------ DATASET RECORDS ------
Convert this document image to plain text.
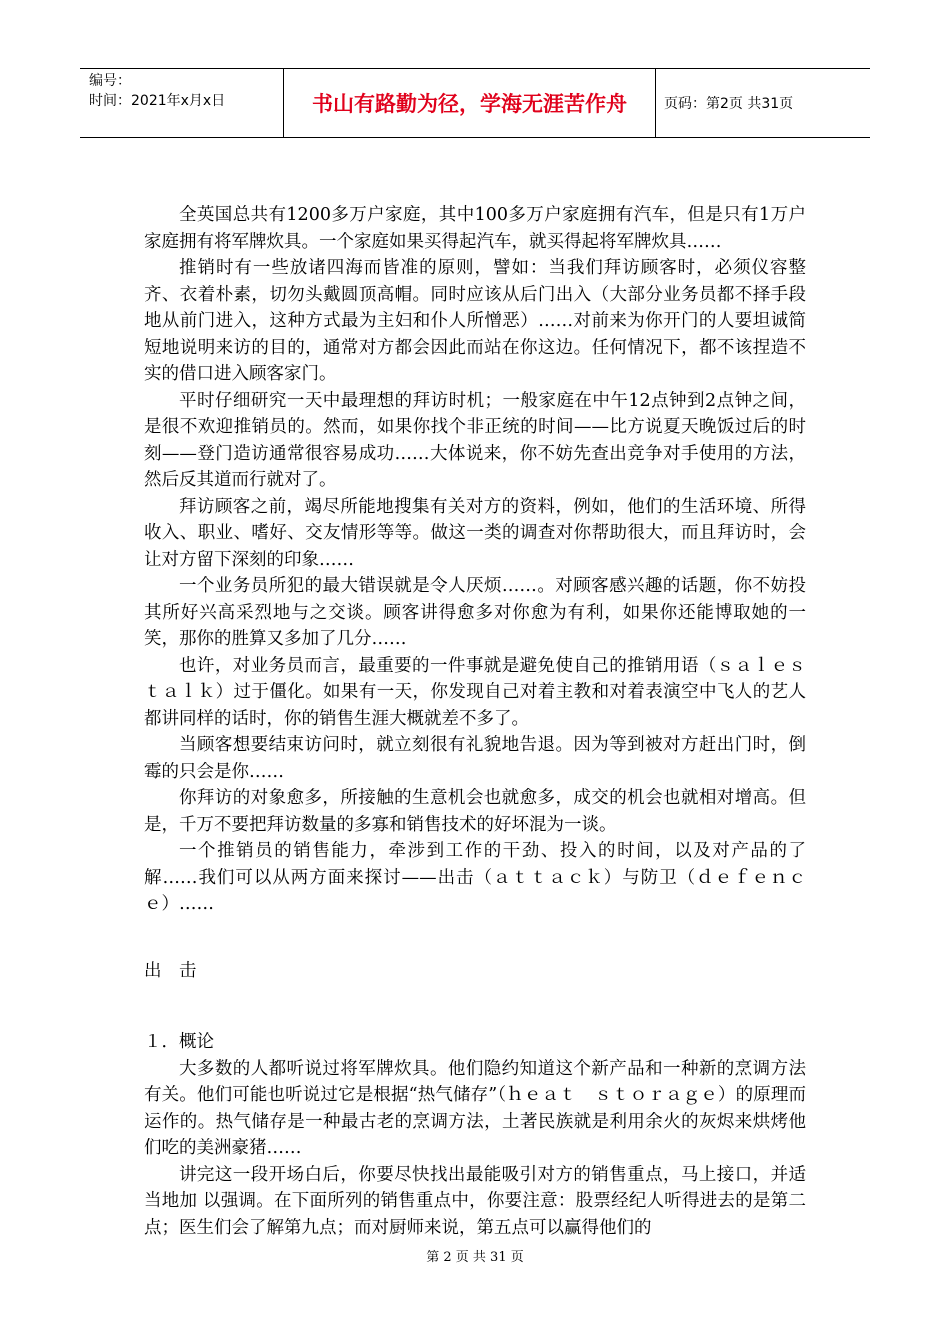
编号：
时间：2021年x月x日	书山有路勤为径，学海无涯苦作舟	页码：第2页 共31页

全英国总共有1200多万户家庭，其中100多万户家庭拥有汽车，但是只有1万户家庭拥有将军牌炊具。一个家庭如果买得起汽车，就买得起将军牌炊具……

推销时有一些放诸四海而皆准的原则，譬如：当我们拜访顾客时，必须仪容整齐、衣着朴素，切勿头戴圆顶高帽。同时应该从后门出入（大部分业务员都不择手段地从前门进入，这种方式最为主妇和仆人所憎恶）……对前来为你开门的人要坦诚简短地说明来访的目的，通常对方都会因此而站在你这边。任何情况下，都不该捏造不实的借口进入顾客家门。

平时仔细研究一天中最理想的拜访时机；一般家庭在中午12点钟到2点钟之间，是很不欢迎推销员的。然而，如果你找个非正统的时间——比方说夏天晚饭过后的时刻——登门造访通常很容易成功……大体说来，你不妨先查出竞争对手使用的方法，然后反其道而行就对了。

拜访顾客之前，竭尽所能地搜集有关对方的资料，例如，他们的生活环境、所得收入、职业、嗜好、交友情形等等。做这一类的调查对你帮助很大，而且拜访时，会让对方留下深刻的印象……

一个业务员所犯的最大错误就是令人厌烦……。对顾客感兴趣的话题，你不妨投其所好兴高采烈地与之交谈。顾客讲得愈多对你愈为有利，如果你还能博取她的一笑，那你的胜算又多加了几分……

也许，对业务员而言，最重要的一件事就是避免使自己的推销用语（ｓａｌｅｓ　ｔａｌｋ）过于僵化。如果有一天，你发现自己对着主教和对着表演空中飞人的艺人都讲同样的话时，你的销售生涯大概就差不多了。

当顾客想要结束访问时，就立刻很有礼貌地告退。因为等到被对方赶出门时，倒霉的只会是你……

你拜访的对象愈多，所接触的生意机会也就愈多，成交的机会也就相对增高。但是，千万不要把拜访数量的多寡和销售技术的好坏混为一谈。

一个推销员的销售能力，牵涉到工作的干劲、投入的时间，以及对产品的了解……我们可以从两方面来探讨——出击（ａｔｔａｃｋ）与防卫（ｄｅｆｅｎｃｅ）……

出　击

１．概论

大多数的人都听说过将军牌炊具。他们隐约知道这个新产品和一种新的烹调方法有关。他们可能也听说过它是根据“热气储存”（ｈｅａｔ　ｓｔｏｒａｇｅ）的原理而运作的。热气储存是一种最古老的烹调方法，土著民族就是利用余火的灰烬来烘烤他们吃的美洲豪猪……

讲完这一段开场白后，你要尽快找出最能吸引对方的销售重点，马上接口，并适当地加 以强调。在下面所列的销售重点中，你要注意：股票经纪人听得进去的是第二点；医生们会了解第九点；而对厨师来说，第五点可以赢得他们的

第 2 页 共 31 页
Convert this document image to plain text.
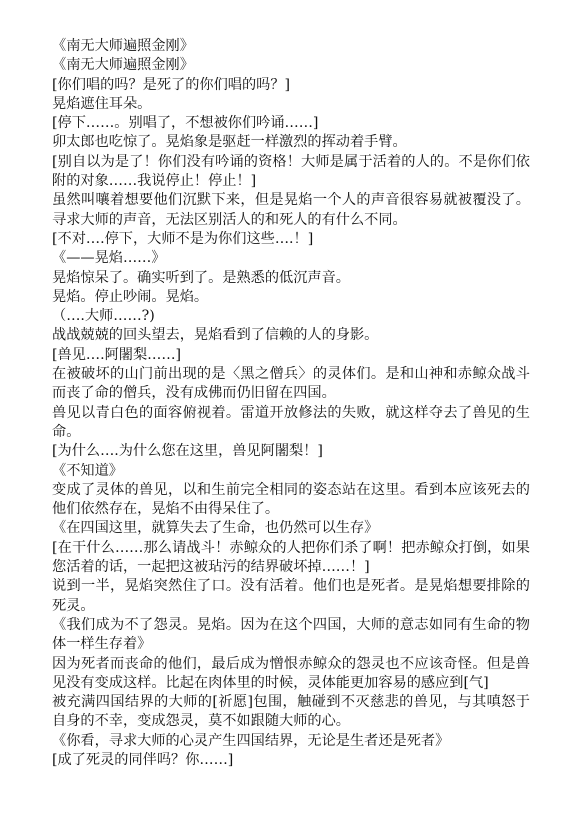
《南无大师遍照金刚》

《南无大师遍照金刚》

[你们唱的吗？是死了的你们唱的吗？]

晃焰遮住耳朵。

[停下……。别唱了，不想被你们吟诵……]

卯太郎也吃惊了。晃焰象是驱赶一样激烈的挥动着手臂。

[别自以为是了！你们没有吟诵的资格！大师是属于活着的人的。不是你们依附的对象……我说停止！停止！]

虽然叫嚷着想要他们沉默下来，但是晃焰一个人的声音很容易就被覆没了。寻求大师的声音，无法区别活人的和死人的有什么不同。

[不对….停下，大师不是为你们这些….！]

《——晃焰……》

晃焰惊呆了。确实听到了。是熟悉的低沉声音。

晃焰。停止吵闹。晃焰。

（….大师……?)

战战兢兢的回头望去，晃焰看到了信赖的人的身影。

[兽见….阿闍梨……]

在被破坏的山门前出现的是〈黑之僧兵〉的灵体们。是和山神和赤鲸众战斗而丧了命的僧兵，没有成佛而仍旧留在四国。

兽见以青白色的面容俯视着。雷道开放修法的失败，就这样夺去了兽见的生命。

[为什么….为什么您在这里，兽见阿闍梨！]

《不知道》

变成了灵体的兽见，以和生前完全相同的姿态站在这里。看到本应该死去的他们依然存在，晃焰不由得呆住了。

《在四国这里，就算失去了生命，也仍然可以生存》

[在干什么……那么请战斗！赤鲸众的人把你们杀了啊！把赤鲸众打倒，如果您活着的话，一起把这被玷污的结界破坏掉……！]

说到一半，晃焰突然住了口。没有活着。他们也是死者。是晃焰想要排除的死灵。

《我们成为不了怨灵。晃焰。因为在这个四国，大师的意志如同有生命的物体一样生存着》

因为死者而丧命的他们，最后成为憎恨赤鲸众的怨灵也不应该奇怪。但是兽见没有变成这样。比起在肉体里的时候，灵体能更加容易的感应到[气]

被充满四国结界的大师的[祈愿]包围，触碰到不灭慈悲的兽见，与其嗔怒于自身的不幸，变成怨灵，莫不如跟随大师的心。

《你看，寻求大师的心灵产生四国结界，无论是生者还是死者》

[成了死灵的同伴吗？你……]
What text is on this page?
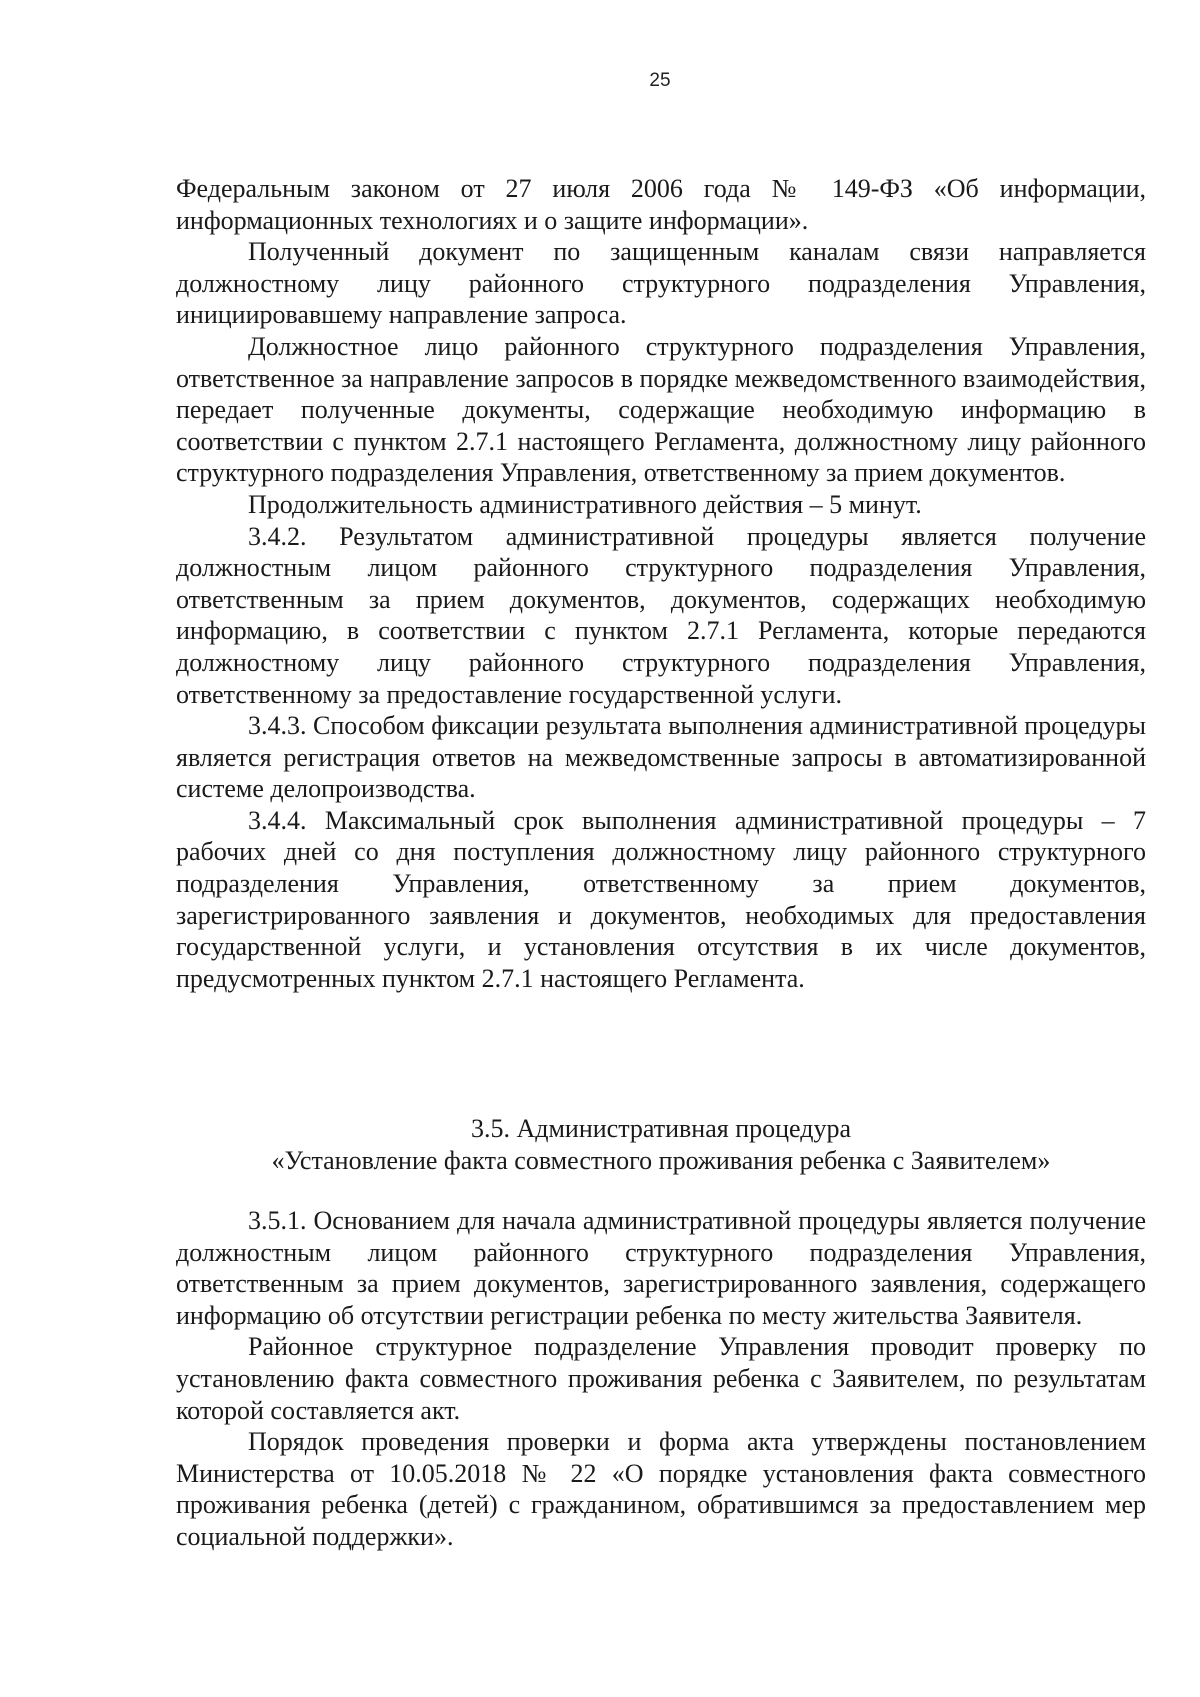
25

Федеральным законом от 27 июля 2006 года № 149-ФЗ «Об информации, информационных технологиях и о защите информации».

Полученный документ по защищенным каналам связи направляется должностному лицу районного структурного подразделения Управления, инициировавшему направление запроса.

Должностное лицо районного структурного подразделения Управления, ответственное за направление запросов в порядке межведомственного взаимодействия, передает полученные документы, содержащие необходимую информацию в соответствии с пунктом 2.7.1 настоящего Регламента, должностному лицу районного структурного подразделения Управления, ответственному за прием документов.

Продолжительность административного действия – 5 минут.

3.4.2. Результатом административной процедуры является получение должностным лицом районного структурного подразделения Управления, ответственным за прием документов, документов, содержащих необходимую информацию, в соответствии с пунктом 2.7.1 Регламента, которые передаются должностному лицу районного структурного подразделения Управления, ответственному за предоставление государственной услуги.

3.4.3. Способом фиксации результата выполнения административной процедуры является регистрация ответов на межведомственные запросы в автоматизированной системе делопроизводства.

3.4.4. Максимальный срок выполнения административной процедуры – 7 рабочих дней со дня поступления должностному лицу районного структурного подразделения Управления, ответственному за прием документов, зарегистрированного заявления и документов, необходимых для предоставления государственной услуги, и установления отсутствия в их числе документов, предусмотренных пунктом 2.7.1 настоящего Регламента.

3.5. Административная процедура

«Установление факта совместного проживания ребенка с Заявителем»

3.5.1. Основанием для начала административной процедуры является получение должностным лицом районного структурного подразделения Управления, ответственным за прием документов, зарегистрированного заявления, содержащего информацию об отсутствии регистрации ребенка по месту жительства Заявителя.

Районное структурное подразделение Управления проводит проверку по установлению факта совместного проживания ребенка с Заявителем, по результатам которой составляется акт.

Порядок проведения проверки и форма акта утверждены постановлением Министерства от 10.05.2018 № 22 «О порядке установления факта совместного проживания ребенка (детей) с гражданином, обратившимся за предоставлением мер социальной поддержки».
------
▶ INSTRUCTIONS FOR THE TASK: Only lines holding the string "направление" are wanted; gather each one from the entries above.

▶ TASK ANSWER:
Полученный документ по защищенным каналам связи направляется должностному лицу районного структурного подразделения Управления, инициировавшему направление запроса.
Должностное лицо районного структурного подразделения Управления, ответственное за направление запросов в порядке межведомственного взаимодействия, передает полученные документы, содержащие необходимую информацию в соответствии с пунктом 2.7.1 настоящего Регламента, должностному лицу районного структурного подразделения Управления, ответственному за прием документов.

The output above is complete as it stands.